- **SUPPLIED MATERIAL**:

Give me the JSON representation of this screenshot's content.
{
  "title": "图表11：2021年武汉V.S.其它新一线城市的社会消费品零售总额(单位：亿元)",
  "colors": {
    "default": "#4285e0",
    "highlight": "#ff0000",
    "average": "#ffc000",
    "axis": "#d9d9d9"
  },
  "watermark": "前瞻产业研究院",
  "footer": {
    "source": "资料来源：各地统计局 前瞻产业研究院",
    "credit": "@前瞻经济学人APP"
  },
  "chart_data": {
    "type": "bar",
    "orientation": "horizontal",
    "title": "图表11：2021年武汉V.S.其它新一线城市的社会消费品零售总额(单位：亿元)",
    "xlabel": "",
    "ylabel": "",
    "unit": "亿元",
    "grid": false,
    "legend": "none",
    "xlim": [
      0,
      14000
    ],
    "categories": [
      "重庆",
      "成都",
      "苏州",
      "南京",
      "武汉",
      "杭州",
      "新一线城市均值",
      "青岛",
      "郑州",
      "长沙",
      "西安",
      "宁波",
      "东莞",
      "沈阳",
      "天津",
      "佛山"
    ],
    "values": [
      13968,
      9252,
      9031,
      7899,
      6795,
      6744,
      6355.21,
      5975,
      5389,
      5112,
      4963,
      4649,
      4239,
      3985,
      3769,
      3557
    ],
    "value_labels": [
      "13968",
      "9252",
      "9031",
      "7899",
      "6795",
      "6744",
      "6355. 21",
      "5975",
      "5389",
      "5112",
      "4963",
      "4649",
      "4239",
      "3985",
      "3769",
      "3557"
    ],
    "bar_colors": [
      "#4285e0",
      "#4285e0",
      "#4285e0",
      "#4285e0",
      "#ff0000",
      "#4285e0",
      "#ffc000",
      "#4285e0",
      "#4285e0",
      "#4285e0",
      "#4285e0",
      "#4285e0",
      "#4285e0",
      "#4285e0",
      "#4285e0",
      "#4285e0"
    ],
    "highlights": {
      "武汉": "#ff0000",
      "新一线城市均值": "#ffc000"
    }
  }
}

- **WRITTEN REQUEST**: Write out every entry above, word for word.

- **RESPONSE FOR THIS EXERCISE**:
Give me the JSON representation of this screenshot's content.
{
  "title": "图表11：2021年武汉V.S.其它新一线城市的社会消费品零售总额(单位：亿元)",
  "colors": {
    "default": "#4285e0",
    "highlight": "#ff0000",
    "average": "#ffc000",
    "axis": "#d9d9d9"
  },
  "watermark": "前瞻产业研究院",
  "footer": {
    "source": "资料来源：各地统计局 前瞻产业研究院",
    "credit": "@前瞻经济学人APP"
  },
  "chart_data": {
    "type": "bar",
    "orientation": "horizontal",
    "title": "图表11：2021年武汉V.S.其它新一线城市的社会消费品零售总额(单位：亿元)",
    "xlabel": "",
    "ylabel": "",
    "unit": "亿元",
    "grid": false,
    "legend": "none",
    "xlim": [
      0,
      14000
    ],
    "categories": [
      "重庆",
      "成都",
      "苏州",
      "南京",
      "武汉",
      "杭州",
      "新一线城市均值",
      "青岛",
      "郑州",
      "长沙",
      "西安",
      "宁波",
      "东莞",
      "沈阳",
      "天津",
      "佛山"
    ],
    "values": [
      13968,
      9252,
      9031,
      7899,
      6795,
      6744,
      6355.21,
      5975,
      5389,
      5112,
      4963,
      4649,
      4239,
      3985,
      3769,
      3557
    ],
    "value_labels": [
      "13968",
      "9252",
      "9031",
      "7899",
      "6795",
      "6744",
      "6355. 21",
      "5975",
      "5389",
      "5112",
      "4963",
      "4649",
      "4239",
      "3985",
      "3769",
      "3557"
    ],
    "bar_colors": [
      "#4285e0",
      "#4285e0",
      "#4285e0",
      "#4285e0",
      "#ff0000",
      "#4285e0",
      "#ffc000",
      "#4285e0",
      "#4285e0",
      "#4285e0",
      "#4285e0",
      "#4285e0",
      "#4285e0",
      "#4285e0",
      "#4285e0",
      "#4285e0"
    ],
    "highlights": {
      "武汉": "#ff0000",
      "新一线城市均值": "#ffc000"
    }
  }
}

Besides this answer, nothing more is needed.